#### Do this
Write down every entry below once more, exactly.

Records excerpted from a collection
_ _ _ _
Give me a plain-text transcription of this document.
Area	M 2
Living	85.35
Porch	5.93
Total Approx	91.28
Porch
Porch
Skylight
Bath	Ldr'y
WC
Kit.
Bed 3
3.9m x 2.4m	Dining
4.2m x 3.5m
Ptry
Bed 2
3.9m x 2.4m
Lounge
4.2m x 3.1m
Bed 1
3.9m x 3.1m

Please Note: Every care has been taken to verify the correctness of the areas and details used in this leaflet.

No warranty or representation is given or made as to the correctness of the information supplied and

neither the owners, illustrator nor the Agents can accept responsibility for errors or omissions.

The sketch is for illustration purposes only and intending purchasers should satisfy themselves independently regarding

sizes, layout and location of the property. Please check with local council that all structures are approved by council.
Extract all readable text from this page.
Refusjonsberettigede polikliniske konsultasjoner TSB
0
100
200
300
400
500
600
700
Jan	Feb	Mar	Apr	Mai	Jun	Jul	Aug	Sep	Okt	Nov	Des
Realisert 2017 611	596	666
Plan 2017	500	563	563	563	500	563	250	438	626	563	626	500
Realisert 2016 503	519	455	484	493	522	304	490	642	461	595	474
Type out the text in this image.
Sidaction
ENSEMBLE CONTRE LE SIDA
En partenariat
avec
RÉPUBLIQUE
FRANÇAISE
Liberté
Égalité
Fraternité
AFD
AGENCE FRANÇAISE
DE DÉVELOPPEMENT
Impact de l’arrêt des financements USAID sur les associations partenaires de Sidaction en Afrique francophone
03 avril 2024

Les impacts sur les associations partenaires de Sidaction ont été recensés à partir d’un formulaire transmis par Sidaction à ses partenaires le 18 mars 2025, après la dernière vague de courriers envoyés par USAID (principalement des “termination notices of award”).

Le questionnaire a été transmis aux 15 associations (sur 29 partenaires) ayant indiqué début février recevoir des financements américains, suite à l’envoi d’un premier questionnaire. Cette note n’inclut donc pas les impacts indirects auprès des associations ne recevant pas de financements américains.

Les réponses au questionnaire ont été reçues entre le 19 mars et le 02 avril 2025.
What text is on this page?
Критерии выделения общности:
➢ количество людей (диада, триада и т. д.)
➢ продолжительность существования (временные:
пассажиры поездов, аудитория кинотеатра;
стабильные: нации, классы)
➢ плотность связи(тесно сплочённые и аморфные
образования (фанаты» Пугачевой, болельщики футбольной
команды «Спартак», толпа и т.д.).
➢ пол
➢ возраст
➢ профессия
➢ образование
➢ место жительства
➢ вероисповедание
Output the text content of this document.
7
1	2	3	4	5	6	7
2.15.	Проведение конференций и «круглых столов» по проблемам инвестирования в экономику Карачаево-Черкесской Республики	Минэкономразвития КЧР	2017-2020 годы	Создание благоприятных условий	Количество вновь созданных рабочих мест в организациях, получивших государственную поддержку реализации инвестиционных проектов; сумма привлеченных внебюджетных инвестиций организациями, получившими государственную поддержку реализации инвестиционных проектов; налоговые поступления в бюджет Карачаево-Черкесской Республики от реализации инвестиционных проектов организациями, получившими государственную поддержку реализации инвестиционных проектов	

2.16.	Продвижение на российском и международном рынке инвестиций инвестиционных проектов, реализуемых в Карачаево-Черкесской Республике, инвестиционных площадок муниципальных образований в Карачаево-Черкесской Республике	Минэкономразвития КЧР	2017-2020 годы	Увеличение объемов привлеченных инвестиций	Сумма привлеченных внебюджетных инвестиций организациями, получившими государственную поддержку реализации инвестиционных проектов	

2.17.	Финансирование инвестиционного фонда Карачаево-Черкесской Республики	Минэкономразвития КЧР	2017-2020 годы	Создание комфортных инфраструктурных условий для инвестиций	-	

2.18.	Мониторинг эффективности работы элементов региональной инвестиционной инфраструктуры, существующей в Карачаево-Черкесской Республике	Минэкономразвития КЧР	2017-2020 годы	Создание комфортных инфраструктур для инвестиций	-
_ _ _ _
#### Answer to this problem
Give me a plain-text transcription of this document.
Area	M 2
Living	85.35
Porch	5.93
Total Approx	91.28
Porch
Porch
Skylight
Bath	Ldr'y
WC
Kit.
Bed 3
3.9m x 2.4m	Dining
4.2m x 3.5m
Ptry
Bed 2
3.9m x 2.4m
Lounge
4.2m x 3.1m
Bed 1
3.9m x 3.1m

Please Note: Every care has been taken to verify the correctness of the areas and details used in this leaflet.

No warranty or representation is given or made as to the correctness of the information supplied and

neither the owners, illustrator nor the Agents can accept responsibility for errors or omissions.

The sketch is for illustration purposes only and intending purchasers should satisfy themselves independently regarding

sizes, layout and location of the property. Please check with local council that all structures are approved by council.
Extract all readable text from this page.
Refusjonsberettigede polikliniske konsultasjoner TSB
0
100
200
300
400
500
600
700
Jan	Feb	Mar	Apr	Mai	Jun	Jul	Aug	Sep	Okt	Nov	Des
Realisert 2017 611	596	666
Plan 2017	500	563	563	563	500	563	250	438	626	563	626	500
Realisert 2016 503	519	455	484	493	522	304	490	642	461	595	474
Type out the text in this image.
Sidaction
ENSEMBLE CONTRE LE SIDA
En partenariat
avec
RÉPUBLIQUE
FRANÇAISE
Liberté
Égalité
Fraternité
AFD
AGENCE FRANÇAISE
DE DÉVELOPPEMENT
Impact de l’arrêt des financements USAID sur les associations partenaires de Sidaction en Afrique francophone
03 avril 2024

Les impacts sur les associations partenaires de Sidaction ont été recensés à partir d’un formulaire transmis par Sidaction à ses partenaires le 18 mars 2025, après la dernière vague de courriers envoyés par USAID (principalement des “termination notices of award”).

Le questionnaire a été transmis aux 15 associations (sur 29 partenaires) ayant indiqué début février recevoir des financements américains, suite à l’envoi d’un premier questionnaire. Cette note n’inclut donc pas les impacts indirects auprès des associations ne recevant pas de financements américains.

Les réponses au questionnaire ont été reçues entre le 19 mars et le 02 avril 2025.
What text is on this page?
Критерии выделения общности:
➢ количество людей (диада, триада и т. д.)
➢ продолжительность существования (временные:
пассажиры поездов, аудитория кинотеатра;
стабильные: нации, классы)
➢ плотность связи(тесно сплочённые и аморфные
образования (фанаты» Пугачевой, болельщики футбольной
команды «Спартак», толпа и т.д.).
➢ пол
➢ возраст
➢ профессия
➢ образование
➢ место жительства
➢ вероисповедание
Output the text content of this document.
7
1	2	3	4	5	6	7
2.15.	Проведение конференций и «круглых столов» по проблемам инвестирования в экономику Карачаево-Черкесской Республики	Минэкономразвития КЧР	2017-2020 годы	Создание благоприятных условий	Количество вновь созданных рабочих мест в организациях, получивших государственную поддержку реализации инвестиционных проектов; сумма привлеченных внебюджетных инвестиций организациями, получившими государственную поддержку реализации инвестиционных проектов; налоговые поступления в бюджет Карачаево-Черкесской Республики от реализации инвестиционных проектов организациями, получившими государственную поддержку реализации инвестиционных проектов	

2.16.	Продвижение на российском и международном рынке инвестиций инвестиционных проектов, реализуемых в Карачаево-Черкесской Республике, инвестиционных площадок муниципальных образований в Карачаево-Черкесской Республике	Минэкономразвития КЧР	2017-2020 годы	Увеличение объемов привлеченных инвестиций	Сумма привлеченных внебюджетных инвестиций организациями, получившими государственную поддержку реализации инвестиционных проектов	

2.17.	Финансирование инвестиционного фонда Карачаево-Черкесской Республики	Минэкономразвития КЧР	2017-2020 годы	Создание комфортных инфраструктурных условий для инвестиций	-	

2.18.	Мониторинг эффективности работы элементов региональной инвестиционной инфраструктуры, существующей в Карачаево-Черкесской Республике	Минэкономразвития КЧР	2017-2020 годы	Создание комфортных инфраструктур для инвестиций	-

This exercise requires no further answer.